- **Given exercise**: Your task is to print every entry below exactly as given.

BEGIN

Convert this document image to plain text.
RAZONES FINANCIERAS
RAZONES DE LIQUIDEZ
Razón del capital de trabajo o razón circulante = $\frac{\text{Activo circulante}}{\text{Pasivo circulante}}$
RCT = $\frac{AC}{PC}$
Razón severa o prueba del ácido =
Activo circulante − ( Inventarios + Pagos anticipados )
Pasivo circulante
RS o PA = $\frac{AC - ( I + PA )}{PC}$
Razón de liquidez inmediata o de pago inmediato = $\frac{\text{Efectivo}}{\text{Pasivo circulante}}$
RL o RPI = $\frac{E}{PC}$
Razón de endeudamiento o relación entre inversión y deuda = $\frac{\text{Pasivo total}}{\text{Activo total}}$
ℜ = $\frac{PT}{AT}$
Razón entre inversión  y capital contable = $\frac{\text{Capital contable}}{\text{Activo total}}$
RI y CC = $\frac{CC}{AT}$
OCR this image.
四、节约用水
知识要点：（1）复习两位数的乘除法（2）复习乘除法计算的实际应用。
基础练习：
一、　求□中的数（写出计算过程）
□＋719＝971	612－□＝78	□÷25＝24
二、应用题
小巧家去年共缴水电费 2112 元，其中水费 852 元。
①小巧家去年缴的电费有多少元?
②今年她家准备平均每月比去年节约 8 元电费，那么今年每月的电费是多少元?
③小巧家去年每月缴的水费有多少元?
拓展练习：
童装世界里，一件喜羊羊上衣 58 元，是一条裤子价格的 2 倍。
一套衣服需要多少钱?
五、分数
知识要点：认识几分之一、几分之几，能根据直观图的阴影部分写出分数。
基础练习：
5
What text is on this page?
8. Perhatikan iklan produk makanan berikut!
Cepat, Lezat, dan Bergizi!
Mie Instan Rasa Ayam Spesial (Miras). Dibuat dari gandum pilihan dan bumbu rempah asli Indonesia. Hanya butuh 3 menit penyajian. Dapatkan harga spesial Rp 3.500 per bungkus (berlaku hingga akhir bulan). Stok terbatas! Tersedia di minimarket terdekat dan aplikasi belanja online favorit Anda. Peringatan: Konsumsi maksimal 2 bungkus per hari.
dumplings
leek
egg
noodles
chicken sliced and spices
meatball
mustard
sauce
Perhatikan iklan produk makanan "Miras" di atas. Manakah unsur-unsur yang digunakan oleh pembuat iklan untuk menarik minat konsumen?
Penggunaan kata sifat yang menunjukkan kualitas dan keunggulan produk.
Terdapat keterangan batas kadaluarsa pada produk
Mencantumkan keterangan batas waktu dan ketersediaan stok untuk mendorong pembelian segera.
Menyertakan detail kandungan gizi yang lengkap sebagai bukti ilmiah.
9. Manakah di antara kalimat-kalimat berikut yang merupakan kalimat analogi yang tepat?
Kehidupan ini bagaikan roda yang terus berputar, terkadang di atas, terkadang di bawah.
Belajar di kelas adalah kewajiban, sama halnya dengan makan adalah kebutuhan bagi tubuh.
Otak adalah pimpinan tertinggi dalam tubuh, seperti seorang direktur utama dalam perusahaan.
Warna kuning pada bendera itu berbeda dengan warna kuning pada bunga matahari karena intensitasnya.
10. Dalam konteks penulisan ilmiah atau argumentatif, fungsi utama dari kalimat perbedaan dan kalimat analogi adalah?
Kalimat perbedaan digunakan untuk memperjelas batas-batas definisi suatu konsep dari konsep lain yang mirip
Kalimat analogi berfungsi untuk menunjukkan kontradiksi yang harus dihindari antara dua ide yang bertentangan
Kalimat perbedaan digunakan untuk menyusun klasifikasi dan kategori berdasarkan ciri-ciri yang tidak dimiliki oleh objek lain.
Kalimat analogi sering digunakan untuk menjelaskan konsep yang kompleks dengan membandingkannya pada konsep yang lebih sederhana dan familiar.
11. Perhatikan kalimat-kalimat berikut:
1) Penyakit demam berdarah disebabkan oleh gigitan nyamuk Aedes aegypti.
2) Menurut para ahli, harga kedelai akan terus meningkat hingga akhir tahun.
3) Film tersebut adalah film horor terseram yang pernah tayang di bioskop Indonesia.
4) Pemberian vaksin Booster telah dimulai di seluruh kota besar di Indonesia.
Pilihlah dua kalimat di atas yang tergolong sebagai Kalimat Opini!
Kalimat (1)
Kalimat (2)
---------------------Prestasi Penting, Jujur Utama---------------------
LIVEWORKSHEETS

END

- **The completed task**:
Convert this document image to plain text.
RAZONES FINANCIERAS
RAZONES DE LIQUIDEZ
Razón del capital de trabajo o razón circulante = $\frac{\text{Activo circulante}}{\text{Pasivo circulante}}$
RCT = $\frac{AC}{PC}$
Razón severa o prueba del ácido =
Activo circulante − ( Inventarios + Pagos anticipados )
Pasivo circulante
RS o PA = $\frac{AC - ( I + PA )}{PC}$
Razón de liquidez inmediata o de pago inmediato = $\frac{\text{Efectivo}}{\text{Pasivo circulante}}$
RL o RPI = $\frac{E}{PC}$
Razón de endeudamiento o relación entre inversión y deuda = $\frac{\text{Pasivo total}}{\text{Activo total}}$
ℜ = $\frac{PT}{AT}$
Razón entre inversión  y capital contable = $\frac{\text{Capital contable}}{\text{Activo total}}$
RI y CC = $\frac{CC}{AT}$
OCR this image.
四、节约用水
知识要点：（1）复习两位数的乘除法（2）复习乘除法计算的实际应用。
基础练习：
一、　求□中的数（写出计算过程）
□＋719＝971	612－□＝78	□÷25＝24
二、应用题
小巧家去年共缴水电费 2112 元，其中水费 852 元。
①小巧家去年缴的电费有多少元?
②今年她家准备平均每月比去年节约 8 元电费，那么今年每月的电费是多少元?
③小巧家去年每月缴的水费有多少元?
拓展练习：
童装世界里，一件喜羊羊上衣 58 元，是一条裤子价格的 2 倍。
一套衣服需要多少钱?
五、分数
知识要点：认识几分之一、几分之几，能根据直观图的阴影部分写出分数。
基础练习：
5
What text is on this page?
8. Perhatikan iklan produk makanan berikut!
Cepat, Lezat, dan Bergizi!
Mie Instan Rasa Ayam Spesial (Miras). Dibuat dari gandum pilihan dan bumbu rempah asli Indonesia. Hanya butuh 3 menit penyajian. Dapatkan harga spesial Rp 3.500 per bungkus (berlaku hingga akhir bulan). Stok terbatas! Tersedia di minimarket terdekat dan aplikasi belanja online favorit Anda. Peringatan: Konsumsi maksimal 2 bungkus per hari.
dumplings
leek
egg
noodles
chicken sliced and spices
meatball
mustard
sauce
Perhatikan iklan produk makanan "Miras" di atas. Manakah unsur-unsur yang digunakan oleh pembuat iklan untuk menarik minat konsumen?
Penggunaan kata sifat yang menunjukkan kualitas dan keunggulan produk.
Terdapat keterangan batas kadaluarsa pada produk
Mencantumkan keterangan batas waktu dan ketersediaan stok untuk mendorong pembelian segera.
Menyertakan detail kandungan gizi yang lengkap sebagai bukti ilmiah.
9. Manakah di antara kalimat-kalimat berikut yang merupakan kalimat analogi yang tepat?
Kehidupan ini bagaikan roda yang terus berputar, terkadang di atas, terkadang di bawah.
Belajar di kelas adalah kewajiban, sama halnya dengan makan adalah kebutuhan bagi tubuh.
Otak adalah pimpinan tertinggi dalam tubuh, seperti seorang direktur utama dalam perusahaan.
Warna kuning pada bendera itu berbeda dengan warna kuning pada bunga matahari karena intensitasnya.
10. Dalam konteks penulisan ilmiah atau argumentatif, fungsi utama dari kalimat perbedaan dan kalimat analogi adalah?
Kalimat perbedaan digunakan untuk memperjelas batas-batas definisi suatu konsep dari konsep lain yang mirip
Kalimat analogi berfungsi untuk menunjukkan kontradiksi yang harus dihindari antara dua ide yang bertentangan
Kalimat perbedaan digunakan untuk menyusun klasifikasi dan kategori berdasarkan ciri-ciri yang tidak dimiliki oleh objek lain.
Kalimat analogi sering digunakan untuk menjelaskan konsep yang kompleks dengan membandingkannya pada konsep yang lebih sederhana dan familiar.
11. Perhatikan kalimat-kalimat berikut:
1) Penyakit demam berdarah disebabkan oleh gigitan nyamuk Aedes aegypti.
2) Menurut para ahli, harga kedelai akan terus meningkat hingga akhir tahun.
3) Film tersebut adalah film horor terseram yang pernah tayang di bioskop Indonesia.
4) Pemberian vaksin Booster telah dimulai di seluruh kota besar di Indonesia.
Pilihlah dua kalimat di atas yang tergolong sebagai Kalimat Opini!
Kalimat (1)
Kalimat (2)
---------------------Prestasi Penting, Jujur Utama---------------------
LIVEWORKSHEETS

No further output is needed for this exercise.